▽
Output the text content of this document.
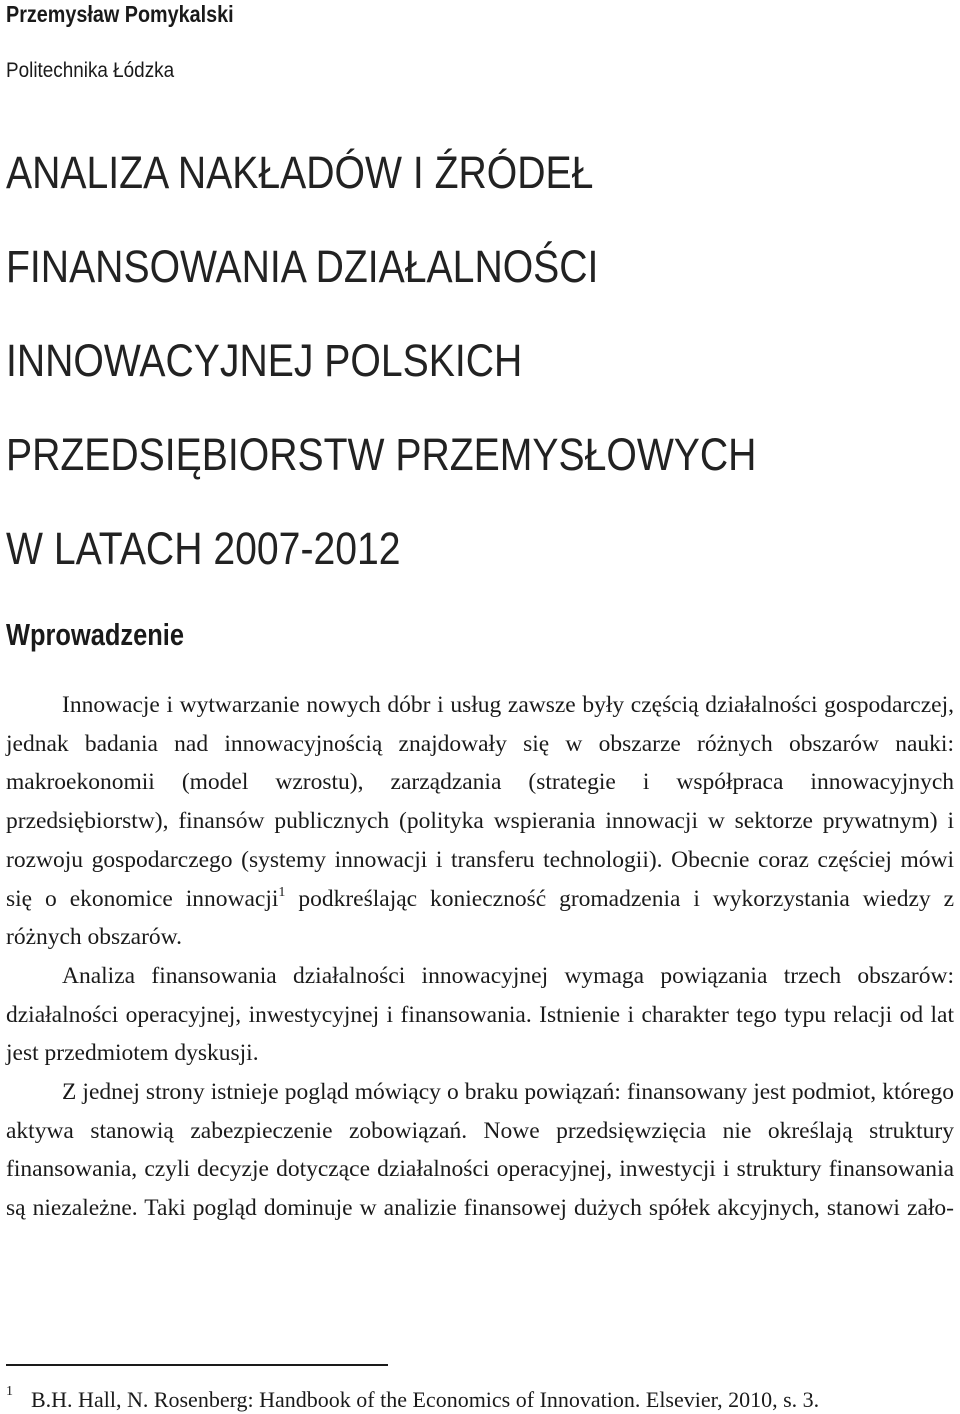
Przemysław Pomykalski
Politechnika Łódzka
ANALIZA NAKŁADÓW I ŹRÓDEŁ
FINANSOWANIA DZIAŁALNOŚCI
INNOWACYJNEJ POLSKICH
PRZEDSIĘBIORSTW PRZEMYSŁOWYCH
W LATACH 2007-2012
Wprowadzenie

Innowacje i wytwarzanie nowych dóbr i usług zawsze były częścią działalności gospodarczej, jednak badania nad innowacyjnością znajdowały się w obszarze różnych obszarów nauki: makroekonomii (model wzrostu), zarządzania (strategie i współpraca innowacyjnych przedsiębiorstw), finansów publicznych (polityka wspierania innowacji w sektorze prywatnym) i rozwoju gospodarczego (systemy innowacji i transferu technologii). Obecnie coraz częściej mówi się o ekonomice innowacji$^1$ podkreślając konieczność gromadzenia i wykorzystania wiedzy z różnych obszarów.

Analiza finansowania działalności innowacyjnej wymaga powiązania trzech obszarów: działalności operacyjnej, inwestycyjnej i finansowania. Istnienie i charakter tego typu relacji od lat jest przedmiotem dyskusji.

Z jednej strony istnieje pogląd mówiący o braku powiązań: finansowany jest podmiot, którego aktywa stanowią zabezpieczenie zobowiązań. Nowe przedsięwzięcia nie określają struktury finansowania, czyli decyzje dotyczące działalności operacyjnej, inwestycji i struktury finansowania są niezależne. Taki pogląd dominuje w analizie finansowej dużych spółek akcyjnych, stanowi zało-

$^1$ B.H. Hall, N. Rosenberg: Handbook of the Economics of Innovation. Elsevier, 2010, s. 3.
△
## WHAT IS REQUIRED
Transcribe the material exactly, keeping every word and none of the pictures.

## FULL SOLUTION
Output the text content of this document.
Przemysław Pomykalski
Politechnika Łódzka
ANALIZA NAKŁADÓW I ŹRÓDEŁ
FINANSOWANIA DZIAŁALNOŚCI
INNOWACYJNEJ POLSKICH
PRZEDSIĘBIORSTW PRZEMYSŁOWYCH
W LATACH 2007-2012
Wprowadzenie

Innowacje i wytwarzanie nowych dóbr i usług zawsze były częścią działalności gospodarczej, jednak badania nad innowacyjnością znajdowały się w obszarze różnych obszarów nauki: makroekonomii (model wzrostu), zarządzania (strategie i współpraca innowacyjnych przedsiębiorstw), finansów publicznych (polityka wspierania innowacji w sektorze prywatnym) i rozwoju gospodarczego (systemy innowacji i transferu technologii). Obecnie coraz częściej mówi się o ekonomice innowacji$^1$ podkreślając konieczność gromadzenia i wykorzystania wiedzy z różnych obszarów.

Analiza finansowania działalności innowacyjnej wymaga powiązania trzech obszarów: działalności operacyjnej, inwestycyjnej i finansowania. Istnienie i charakter tego typu relacji od lat jest przedmiotem dyskusji.

Z jednej strony istnieje pogląd mówiący o braku powiązań: finansowany jest podmiot, którego aktywa stanowią zabezpieczenie zobowiązań. Nowe przedsięwzięcia nie określają struktury finansowania, czyli decyzje dotyczące działalności operacyjnej, inwestycji i struktury finansowania są niezależne. Taki pogląd dominuje w analizie finansowej dużych spółek akcyjnych, stanowi zało-

$^1$ B.H. Hall, N. Rosenberg: Handbook of the Economics of Innovation. Elsevier, 2010, s. 3.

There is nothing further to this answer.